### PROBLEM REQUIREMENTS
Search the listing below for the string "ample" and copy every line where it occurs.

Records from a dataset
--- START ---

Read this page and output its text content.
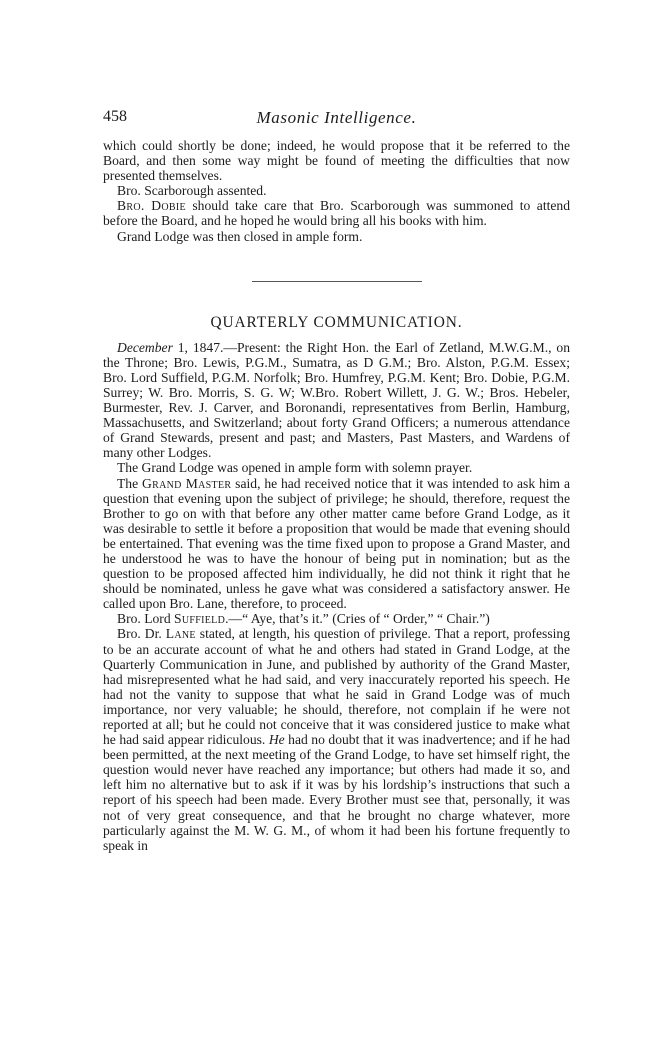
458	Masonic Intelligence.

which could shortly be done; indeed, he would propose that it be referred to the Board, and then some way might be found of meeting the difficulties that now presented themselves.

Bro. Scarborough assented.

Bro. Dobie should take care that Bro. Scarborough was summoned to attend before the Board, and he hoped he would bring all his books with him.

Grand Lodge was then closed in ample form.

QUARTERLY COMMUNICATION.

December 1, 1847.—Present: the Right Hon. the Earl of Zetland, M.W.G.M., on the Throne; Bro. Lewis, P.G.M., Sumatra, as D G.M.; Bro. Alston, P.G.M. Essex; Bro. Lord Suffield, P.G.M. Norfolk; Bro. Humfrey, P.G.M. Kent; Bro. Dobie, P.G.M. Surrey; W. Bro. Morris, S. G. W; W.Bro. Robert Willett, J. G. W.; Bros. Hebeler, Burmester, Rev. J. Carver, and Boronandi, representatives from Berlin, Hamburg, Massachusetts, and Switzerland; about forty Grand Officers; a numerous attendance of Grand Stewards, present and past; and Masters, Past Masters, and Wardens of many other Lodges.

The Grand Lodge was opened in ample form with solemn prayer.

The Grand Master said, he had received notice that it was intended to ask him a question that evening upon the subject of privilege; he should, therefore, request the Brother to go on with that before any other matter came before Grand Lodge, as it was desirable to settle it before a proposition that would be made that evening should be entertained. That evening was the time fixed upon to propose a Grand Master, and he understood he was to have the honour of being put in nomination; but as the question to be proposed affected him individually, he did not think it right that he should be nominated, unless he gave what was considered a satisfactory answer. He called upon Bro. Lane, therefore, to proceed.

Bro. Lord Suffield.—“ Aye, that’s it.” (Cries of “ Order,” “ Chair.”)

Bro. Dr. Lane stated, at length, his question of privilege. That a report, professing to be an accurate account of what he and others had stated in Grand Lodge, at the Quarterly Communication in June, and published by authority of the Grand Master, had misrepresented what he had said, and very inaccurately reported his speech. He had not the vanity to suppose that what he said in Grand Lodge was of much importance, nor very valuable; he should, therefore, not complain if he were not reported at all; but he could not conceive that it was considered justice to make what he had said appear ridiculous. He had no doubt that it was inadvertence; and if he had been permitted, at the next meeting of the Grand Lodge, to have set himself right, the question would never have reached any importance; but others had made it so, and left him no alternative but to ask if it was by his lordship’s instructions that such a report of his speech had been made. Every Brother must see that, personally, it was not of very great consequence, and that he brought no charge whatever, more particularly against the M. W. G. M., of whom it had been his fortune frequently to speak in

--- END ---

### FINISHED ANSWER
Grand Lodge was then closed in ample form.
The Grand Lodge was opened in ample form with solemn prayer.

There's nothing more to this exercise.